* _THE REQUEST_
Scan the entries below and count the lines holding the string "Source". Supply only the number.
+++ RECORD LIST +++
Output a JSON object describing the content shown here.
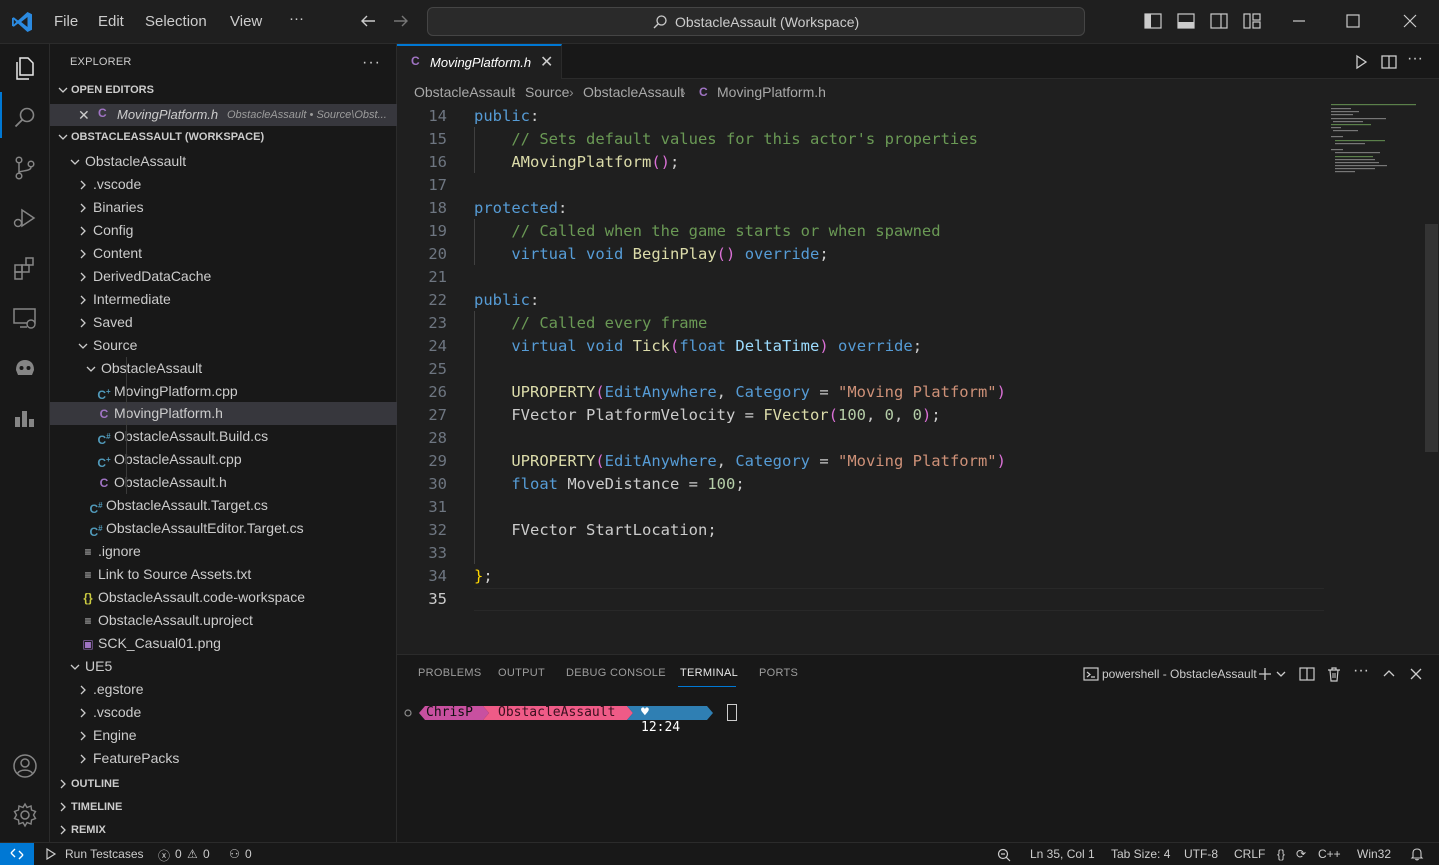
{
  "menu": {
    "file": "File",
    "edit": "Edit",
    "selection": "Selection",
    "view": "View",
    "more": "···"
  },
  "command_center": {
    "text": "ObstacleAssault (Workspace)"
  },
  "explorer": {
    "title": "EXPLORER",
    "open_editors_label": "OPEN EDITORS",
    "open_editor": {
      "name": "MovingPlatform.h",
      "path": "ObstacleAssault • Source\\Obst..."
    },
    "workspace_label": "OBSTACLEASSAULT (WORKSPACE)",
    "tree": [
      {
        "label": "ObstacleAssault",
        "kind": "folder-open",
        "depth": 0
      },
      {
        "label": ".vscode",
        "kind": "folder",
        "depth": 1
      },
      {
        "label": "Binaries",
        "kind": "folder",
        "depth": 1
      },
      {
        "label": "Config",
        "kind": "folder",
        "depth": 1
      },
      {
        "label": "Content",
        "kind": "folder",
        "depth": 1
      },
      {
        "label": "DerivedDataCache",
        "kind": "folder",
        "depth": 1
      },
      {
        "label": "Intermediate",
        "kind": "folder",
        "depth": 1
      },
      {
        "label": "Saved",
        "kind": "folder",
        "depth": 1
      },
      {
        "label": "Source",
        "kind": "folder-open",
        "depth": 1
      },
      {
        "label": "ObstacleAssault",
        "kind": "folder-open",
        "depth": 2
      },
      {
        "label": "MovingPlatform.cpp",
        "kind": "cpp",
        "depth": 3
      },
      {
        "label": "MovingPlatform.h",
        "kind": "h",
        "depth": 3,
        "selected": true
      },
      {
        "label": "ObstacleAssault.Build.cs",
        "kind": "cs",
        "depth": 3
      },
      {
        "label": "ObstacleAssault.cpp",
        "kind": "cpp",
        "depth": 3
      },
      {
        "label": "ObstacleAssault.h",
        "kind": "h",
        "depth": 3
      },
      {
        "label": "ObstacleAssault.Target.cs",
        "kind": "cs",
        "depth": 2
      },
      {
        "label": "ObstacleAssaultEditor.Target.cs",
        "kind": "cs",
        "depth": 2
      },
      {
        "label": ".ignore",
        "kind": "txt",
        "depth": 1
      },
      {
        "label": "Link to Source Assets.txt",
        "kind": "txt",
        "depth": 1
      },
      {
        "label": "ObstacleAssault.code-workspace",
        "kind": "json",
        "depth": 1
      },
      {
        "label": "ObstacleAssault.uproject",
        "kind": "txt",
        "depth": 1
      },
      {
        "label": "SCK_Casual01.png",
        "kind": "img",
        "depth": 1
      },
      {
        "label": "UE5",
        "kind": "folder-open",
        "depth": 0
      },
      {
        "label": ".egstore",
        "kind": "folder",
        "depth": 1
      },
      {
        "label": ".vscode",
        "kind": "folder",
        "depth": 1
      },
      {
        "label": "Engine",
        "kind": "folder",
        "depth": 1
      },
      {
        "label": "FeaturePacks",
        "kind": "folder",
        "depth": 1
      }
    ],
    "outline_label": "OUTLINE",
    "timeline_label": "TIMELINE",
    "remix_label": "REMIX"
  },
  "tab": {
    "name": "MovingPlatform.h",
    "icon_letter": "C"
  },
  "breadcrumbs": [
    "ObstacleAssault",
    "Source",
    "ObstacleAssault",
    "MovingPlatform.h"
  ],
  "editor": {
    "line_numbers": [
      "14",
      "15",
      "16",
      "17",
      "18",
      "19",
      "20",
      "21",
      "22",
      "23",
      "24",
      "25",
      "26",
      "27",
      "28",
      "29",
      "30",
      "31",
      "32",
      "33",
      "34",
      "35"
    ],
    "current_line": "35"
  },
  "panel": {
    "tabs": [
      "PROBLEMS",
      "OUTPUT",
      "DEBUG CONSOLE",
      "TERMINAL",
      "PORTS"
    ],
    "active_tab": "TERMINAL",
    "terminal_name": "powershell - ObstacleAssault",
    "prompt_user": "ChrisP",
    "prompt_dir": "ObstacleAssault",
    "prompt_time": "♥ 12:24"
  },
  "status": {
    "run_testcases": "Run Testcases",
    "errors": "0",
    "warnings": "0",
    "ports": "0",
    "position": "Ln 35, Col 1",
    "tab_size": "Tab Size: 4",
    "encoding": "UTF-8",
    "eol": "CRLF",
    "language": "C++",
    "platform": "Win32"
  },
  "colors": {
    "accent": "#0078d4",
    "keyword": "#569cd6",
    "comment": "#6a9955",
    "string": "#ce9178",
    "number": "#b5cea8",
    "function": "#dcdcaa",
    "header_icon": "#a074c4",
    "cs_icon": "#519aba"
  }
}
+++
* _OUTPUT BELOW_
4